- [Selection]

┌──

Court: United States Tax Court Number: Docket No. 78894 Visitors: 39
Judges: Kern
Attorneys: George D. Hubbard, Esq ., for the petitioners. Joseph N. Ingolia, Esq ., for the respondent.
Filed: Aug. 22, 1962
Latest Update: Dec. 05, 2020
Gary Black and Nancy B. Black, Petitioners, v. Commissioner of Internal Revenue, Respondent
Black v. Commissioner
Docket No. 78894
United States Tax Court
August 22, 1962, Filed

1962 U.S. Tax Ct. LEXIS 93">*93 Decision will be entered for the respondent.

Loss deduction claimed on the sale of real estate which petitioner acquired under the will of her deceased husband representing the difference between the sales price and the value at which the property was reported in the deceased husband's estate for estate tax purposes disallowed where the claimed loss was due to restrictive covenants placed on the property in the deed of conveyance.

George D. Hubbard, Esq., for the petitioners.
Joseph N. Ingolia, Esq., for the respondent.
Kern, Judge.

KERN

38 T.C. 673">*673 This proceeding involves an income tax deficiency for 1955 in the amount of $ 25,885.64. The only question in issue is whether petitioner is entitled to a loss deduction of $ 43,917.08 claimed on the sale of a tract of real estate which she inherited from her deceased husband. The property in question was valued for estate tax purposes in her husband's estate tax return at $ 200,000, and was sold approximately 6 months later with certain restrictive covenants for $ 157,880.

Respondent determined in his notice of deficiency that the difference between the estate tax value and the sales price, after adjustments for depreciation1962 U.S. Tax Ct. LEXIS 93">*94 and costs of sale amounting to $ 43,917.08, was attributable to the restrictive covenants which benefited petitioner in that amount, and that no loss occurred on the sale. He makes the alternative contention, and has amended his answer accordingly, that the fair market value of the property at the date of death of petitioner's husband was not $ 200,000, as reported in his estate tax return, but was $ 157,880, the price at which it was sold a few months later.

└──

- [Given instruction 1] In the records, output everything from the line that contains "table-cell: 경제학영역 xyxy=(243,365,299,382)" down to the line that contains "table-row: 전공선택 경제학영역 ECO3331", with both of those lines included, copied exactly.
The tax court decision above has nothing to do with the records that come after it.

- [Task material]
┌──

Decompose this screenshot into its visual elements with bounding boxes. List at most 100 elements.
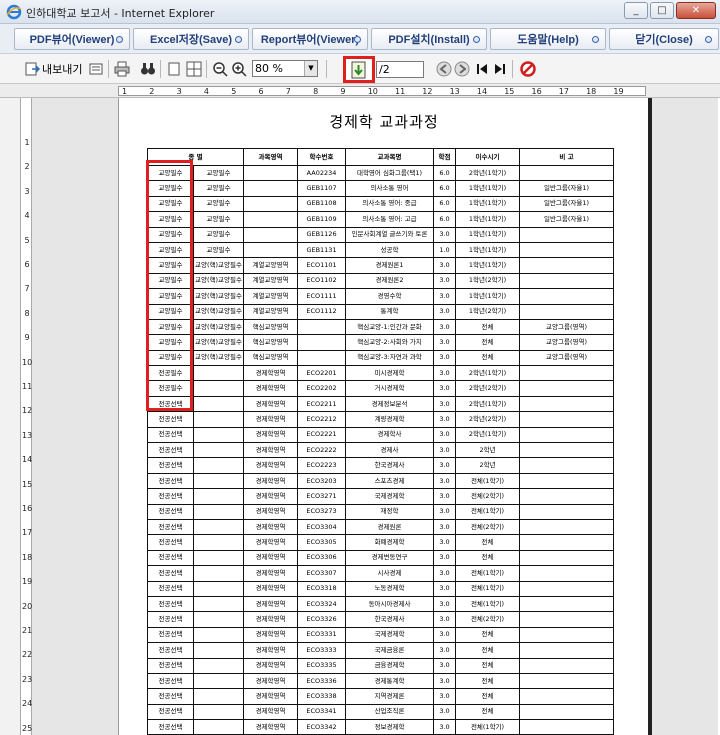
table-cell: 경제학영역 xyxy=(243,365,299,382)
table-cell: 경제학사 xyxy=(345,426,435,444)
zoom-out-button[interactable] xyxy=(212,60,228,78)
window-title-bar: 인하대학교 보고서 - Internet Explorer _ □ ✕ xyxy=(0,0,720,24)
stop-icon[interactable] xyxy=(520,61,536,77)
table-cell: 전체 xyxy=(455,549,521,567)
table-row: 교양필수 교양(핵)교양필수 핵심교양영역 핵심교양-2:사회와 가치 3.0 전체 교양그… xyxy=(147,334,615,351)
table-cell: 전공선택 xyxy=(147,719,194,735)
table-cell: 지역경제론 xyxy=(345,688,435,705)
table-cell: ECO3203 xyxy=(297,472,347,490)
table-cell: 경제학영역 xyxy=(243,626,299,644)
table-row: 교양필수 교양(핵)교양필수 계열교양영역 ECO1112 통계학 3.0 1학년(2학기) xyxy=(147,303,615,320)
table-cell xyxy=(192,672,245,690)
export-label: 내보내기 xyxy=(42,63,83,76)
table-row: 전공선택 경제학영역 ECO3331 국제경제학 3.0 전체 xyxy=(147,626,615,644)
ruler-number: 5 xyxy=(231,87,237,96)
save-page-button[interactable] xyxy=(343,56,375,83)
last-page-icon[interactable] xyxy=(493,61,507,77)
table-cell: 전공선택 xyxy=(147,703,194,721)
table-cell: 3.0 xyxy=(433,457,457,474)
table-cell: 경제학영역 xyxy=(243,642,299,659)
table-row: 교양필수 교양(핵)교양필수 핵심교양영역 핵심교양-1:인간과 문화 3.0 전체 교양그… xyxy=(147,318,615,336)
table-cell: 경제학영역 xyxy=(243,549,299,567)
next-page-icon[interactable] xyxy=(454,61,470,77)
table-cell xyxy=(192,703,245,721)
table-cell: 전공선택 xyxy=(147,595,194,613)
table-cell: 계열교양영역 xyxy=(243,272,299,290)
table-cell: 일반그룹(자율1) xyxy=(519,195,615,213)
single-page-button[interactable] xyxy=(166,60,182,78)
table-cell: 전공선택 xyxy=(147,672,194,690)
ruler-number: 2 xyxy=(24,162,30,172)
table-cell: ECO3307 xyxy=(297,565,347,582)
zoom-select[interactable]: 80 % ▼ xyxy=(252,60,318,77)
table-cell: 교양필수 xyxy=(192,180,245,197)
table-cell xyxy=(519,657,615,674)
previous-page-icon[interactable] xyxy=(436,61,452,77)
table-cell: 전공선택 xyxy=(147,472,194,490)
table-cell: ECO1101 xyxy=(297,257,347,274)
table-cell xyxy=(519,426,615,444)
table-row: 교양필수 교양(핵)교양필수 계열교양영역 ECO1102 경제원론2 3.0 1학년(2학… xyxy=(147,272,615,290)
vertical-ruler: 1 2 3 4 5 6 7 8 9 10 11 12 13 14 15 16 17 18 19 20 21 22 23 24 2… xyxy=(20,98,32,735)
table-cell: 3.0 xyxy=(433,595,457,613)
table-cell: 계량경제학 xyxy=(345,411,435,428)
table-row: 교양필수 교양필수 GEB1107 의사소통 영어 6.0 1학년(1학기) 일반그룹(자율… xyxy=(147,180,615,197)
table-cell: 국제경제학 xyxy=(345,626,435,644)
table-cell: 3.0 xyxy=(433,549,457,567)
table-cell: 1학년(1학기) xyxy=(455,195,521,213)
maximize-button[interactable]: □ xyxy=(650,2,674,19)
close-window-button[interactable]: ✕ xyxy=(676,2,716,19)
minimize-button[interactable]: _ xyxy=(624,2,648,19)
table-cell: 전공선택 xyxy=(147,657,194,674)
table-cell: 교양필수 xyxy=(147,180,194,197)
table-cell: ECO3335 xyxy=(297,657,347,674)
table-cell: 경제학영역 xyxy=(243,657,299,674)
table-cell: 1학년(1학기) xyxy=(455,257,521,274)
column-header: 학점 xyxy=(433,148,457,166)
page-number-input[interactable]: /2 xyxy=(376,61,424,78)
page-setup-button[interactable] xyxy=(88,60,104,78)
tab-help[interactable]: 도움말(Help) xyxy=(490,28,606,50)
table-row: 전공선택 경제학영역 ECO3335 금융경제학 3.0 전체 xyxy=(147,657,615,674)
table-cell xyxy=(519,503,615,520)
table-cell: 경제원론1 xyxy=(345,257,435,274)
table-cell: 3.0 xyxy=(433,642,457,659)
page-setup-icon xyxy=(89,63,103,75)
table-cell: 전공선택 xyxy=(147,611,194,628)
table-cell: 전공선택 xyxy=(147,503,194,520)
table-cell xyxy=(519,164,615,182)
tab-close[interactable]: 닫기(Close) xyxy=(609,28,719,50)
table-cell: 경제변동연구 xyxy=(345,549,435,567)
table-cell: 성공학 xyxy=(345,241,435,259)
multi-page-button[interactable] xyxy=(186,60,202,78)
toolbar-separator xyxy=(160,60,161,78)
table-cell: 전체(2학기) xyxy=(455,488,521,505)
table-cell: 전공선택 xyxy=(147,395,194,413)
table-cell xyxy=(192,549,245,567)
table-cell: 3.0 xyxy=(433,580,457,597)
column-header: 교과목명 xyxy=(345,148,435,166)
table-cell: 3.0 xyxy=(433,442,457,459)
bullet-icon xyxy=(116,36,123,43)
table-row: 전공선택 경제학영역 ECO2223 한국경제사 3.0 2학년 xyxy=(147,457,615,474)
tab-pdf-install[interactable]: PDF설치(Install) xyxy=(371,28,487,50)
tab-report-viewer[interactable]: Report뷰어(Viewer) xyxy=(252,28,368,50)
print-button[interactable] xyxy=(114,60,130,78)
document-title: 경제학 교과과정 xyxy=(329,113,439,131)
table-cell: 6.0 xyxy=(433,211,457,228)
table-cell: 전공선택 xyxy=(147,642,194,659)
table-cell: 3.0 xyxy=(433,657,457,674)
first-page-icon[interactable] xyxy=(475,61,489,77)
table-cell: ECO2202 xyxy=(297,380,347,397)
table-cell: 교양필수 xyxy=(147,257,194,274)
table-cell: 교양필수 xyxy=(192,226,245,243)
table-cell xyxy=(519,257,615,274)
zoom-in-button[interactable] xyxy=(231,60,247,78)
find-button[interactable] xyxy=(140,60,156,78)
tab-excel-save[interactable]: Excel저장(Save) xyxy=(133,28,249,50)
table-cell: 경제학영역 xyxy=(243,580,299,597)
table-row: 교양필수 교양(핵)교양필수 계열교양영역 ECO1101 경제원론1 3.0 1학년(1학… xyxy=(147,257,615,274)
export-button[interactable]: 내보내기 xyxy=(24,60,82,78)
table-cell: ECO3304 xyxy=(297,518,347,536)
tab-pdf-viewer[interactable]: PDF뷰어(Viewer) xyxy=(14,28,130,50)
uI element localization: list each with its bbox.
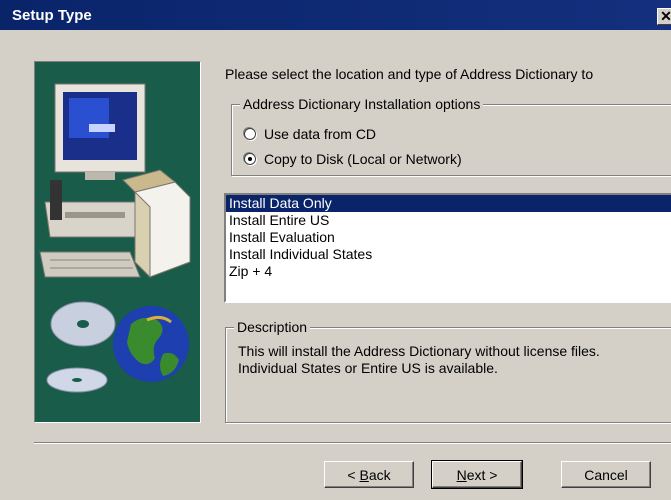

└──

- [Given instruction 2] In the tax court decision, why did the respondent conclude that no loss occurred on the sale of the property?

- [Exercise output 1]
table-cell: 경제학영역 xyxy=(243,365,299,382)
table-cell: 경제학사 xyxy=(345,426,435,444)
zoom-out-button[interactable] xyxy=(212,60,228,78)
window-title-bar: 인하대학교 보고서 - Internet Explorer _ □ ✕ xyxy=(0,0,720,24)
stop-icon[interactable] xyxy=(520,61,536,77)
table-cell: 전체 xyxy=(455,549,521,567)
table-row: 교양필수 교양(핵)교양필수 핵심교양영역 핵심교양-2:사회와 가치 3.0 전체 교양그… xyxy=(147,334,615,351)
table-cell: 전공선택 xyxy=(147,719,194,735)
table-cell: 지역경제론 xyxy=(345,688,435,705)
table-cell: ECO3203 xyxy=(297,472,347,490)
table-cell: 경제학영역 xyxy=(243,626,299,644)
table-row: 교양필수 교양(핵)교양필수 계열교양영역 ECO1112 통계학 3.0 1학년(2학기) xyxy=(147,303,615,320)
table-cell xyxy=(192,672,245,690)
export-label: 내보내기 xyxy=(42,63,83,76)
table-row: 전공선택 경제학영역 ECO3331 국제경제학 3.0 전체 xyxy=(147,626,615,644)

- [Exercise output 2] The respondent found that the $43,917.08 gap between the estate tax value and the sales price, after adjustments for depreciation and costs of sale, came from the restrictive covenants. Those covenants benefited the petitioner by that amount, so he concluded that the sale produced no loss.